Directions:
Leave out the pictures and repeat the rest of the material exactly.

Dataset extract:

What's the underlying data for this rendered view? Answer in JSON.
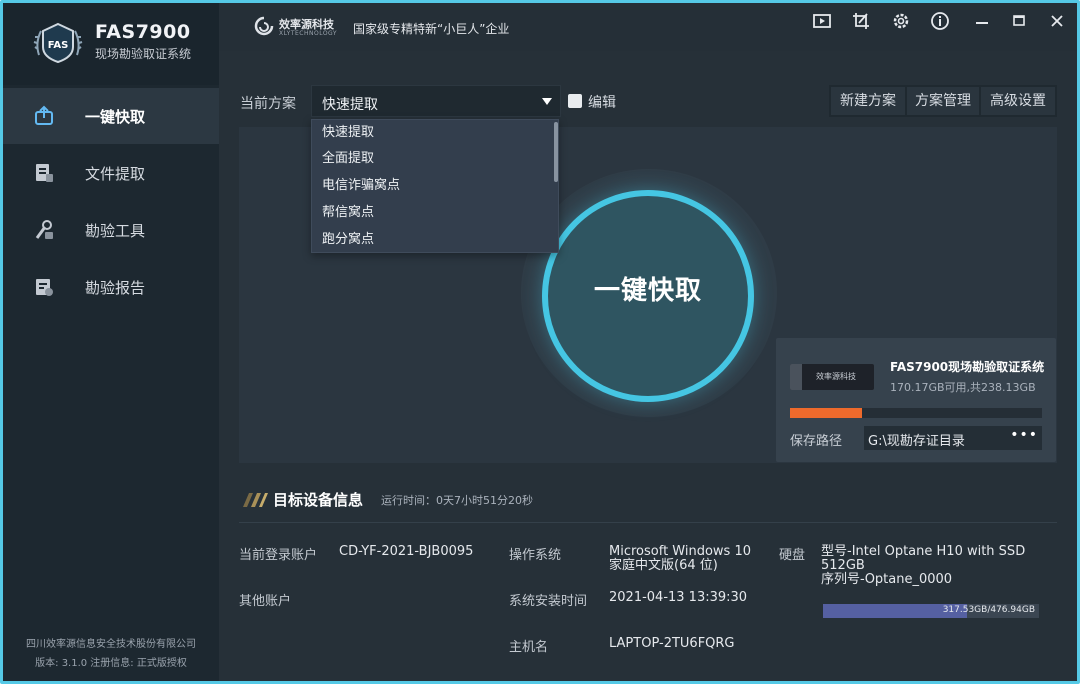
{
  "brand": {
    "title": "FAS7900",
    "subtitle": "现场勘验取证系统",
    "logo_text": "FAS"
  },
  "nav": [
    {
      "label": "一键快取",
      "icon": "quick-extract-icon",
      "active": true
    },
    {
      "label": "文件提取",
      "icon": "file-extract-icon",
      "active": false
    },
    {
      "label": "勘验工具",
      "icon": "inspection-tools-icon",
      "active": false
    },
    {
      "label": "勘验报告",
      "icon": "inspection-report-icon",
      "active": false
    }
  ],
  "footer": {
    "company": "四川效率源信息安全技术股份有限公司",
    "version": "版本: 3.1.0   注册信息: 正式版授权"
  },
  "header": {
    "company_name": "效率源科技",
    "company_eng": "XLYTECHNOLOGY",
    "slogan": "国家级专精特新“小巨人”企业",
    "icons": [
      "video-icon",
      "crop-icon",
      "settings-icon",
      "info-icon",
      "minimize-icon",
      "maximize-icon",
      "close-icon"
    ]
  },
  "scheme": {
    "label": "当前方案",
    "selected": "快速提取",
    "edit_label": "编辑",
    "options": [
      "快速提取",
      "全面提取",
      "电信诈骗窝点",
      "帮信窝点",
      "跑分窝点"
    ]
  },
  "buttons": {
    "new_scheme": "新建方案",
    "manage_scheme": "方案管理",
    "advanced": "高级设置"
  },
  "main_action": {
    "label": "一键快取"
  },
  "storage": {
    "title": "FAS7900现场勘验取证系统",
    "space": "170.17GB可用,共238.13GB",
    "drive_text": "效率源科技",
    "used_fraction": 0.285,
    "path_label": "保存路径",
    "path_value": "G:\\现勘存证目录",
    "more": "•••"
  },
  "device": {
    "title": "目标设备信息",
    "runtime": "运行时间：0天7小时51分20秒",
    "current_account_label": "当前登录账户",
    "current_account": "CD-YF-2021-BJB0095",
    "other_accounts_label": "其他账户",
    "os_label": "操作系统",
    "os_line1": "Microsoft Windows 10",
    "os_line2": "家庭中文版(64 位)",
    "install_time_label": "系统安装时间",
    "install_time": "2021-04-13 13:39:30",
    "hostname_label": "主机名",
    "hostname": "LAPTOP-2TU6FQRG",
    "disk_label": "硬盘",
    "disk_model_line1": "型号-Intel Optane H10 with SSD",
    "disk_model_line2": "512GB",
    "disk_serial": "序列号-Optane_0000",
    "disk_usage_text": "317.53GB/476.94GB",
    "disk_used_fraction": 0.666
  },
  "colors": {
    "accent": "#45c6e3",
    "progress": "#ee6a2c",
    "disk_fill": "#5560a2",
    "frame": "#55c9e6"
  }
}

Finished task:
What's the underlying data for this rendered view? Answer in JSON.
{
  "brand": {
    "title": "FAS7900",
    "subtitle": "现场勘验取证系统",
    "logo_text": "FAS"
  },
  "nav": [
    {
      "label": "一键快取",
      "icon": "quick-extract-icon",
      "active": true
    },
    {
      "label": "文件提取",
      "icon": "file-extract-icon",
      "active": false
    },
    {
      "label": "勘验工具",
      "icon": "inspection-tools-icon",
      "active": false
    },
    {
      "label": "勘验报告",
      "icon": "inspection-report-icon",
      "active": false
    }
  ],
  "footer": {
    "company": "四川效率源信息安全技术股份有限公司",
    "version": "版本: 3.1.0   注册信息: 正式版授权"
  },
  "header": {
    "company_name": "效率源科技",
    "company_eng": "XLYTECHNOLOGY",
    "slogan": "国家级专精特新“小巨人”企业",
    "icons": [
      "video-icon",
      "crop-icon",
      "settings-icon",
      "info-icon",
      "minimize-icon",
      "maximize-icon",
      "close-icon"
    ]
  },
  "scheme": {
    "label": "当前方案",
    "selected": "快速提取",
    "edit_label": "编辑",
    "options": [
      "快速提取",
      "全面提取",
      "电信诈骗窝点",
      "帮信窝点",
      "跑分窝点"
    ]
  },
  "buttons": {
    "new_scheme": "新建方案",
    "manage_scheme": "方案管理",
    "advanced": "高级设置"
  },
  "main_action": {
    "label": "一键快取"
  },
  "storage": {
    "title": "FAS7900现场勘验取证系统",
    "space": "170.17GB可用,共238.13GB",
    "drive_text": "效率源科技",
    "used_fraction": 0.285,
    "path_label": "保存路径",
    "path_value": "G:\\现勘存证目录",
    "more": "•••"
  },
  "device": {
    "title": "目标设备信息",
    "runtime": "运行时间：0天7小时51分20秒",
    "current_account_label": "当前登录账户",
    "current_account": "CD-YF-2021-BJB0095",
    "other_accounts_label": "其他账户",
    "os_label": "操作系统",
    "os_line1": "Microsoft Windows 10",
    "os_line2": "家庭中文版(64 位)",
    "install_time_label": "系统安装时间",
    "install_time": "2021-04-13 13:39:30",
    "hostname_label": "主机名",
    "hostname": "LAPTOP-2TU6FQRG",
    "disk_label": "硬盘",
    "disk_model_line1": "型号-Intel Optane H10 with SSD",
    "disk_model_line2": "512GB",
    "disk_serial": "序列号-Optane_0000",
    "disk_usage_text": "317.53GB/476.94GB",
    "disk_used_fraction": 0.666
  },
  "colors": {
    "accent": "#45c6e3",
    "progress": "#ee6a2c",
    "disk_fill": "#5560a2",
    "frame": "#55c9e6"
  }
}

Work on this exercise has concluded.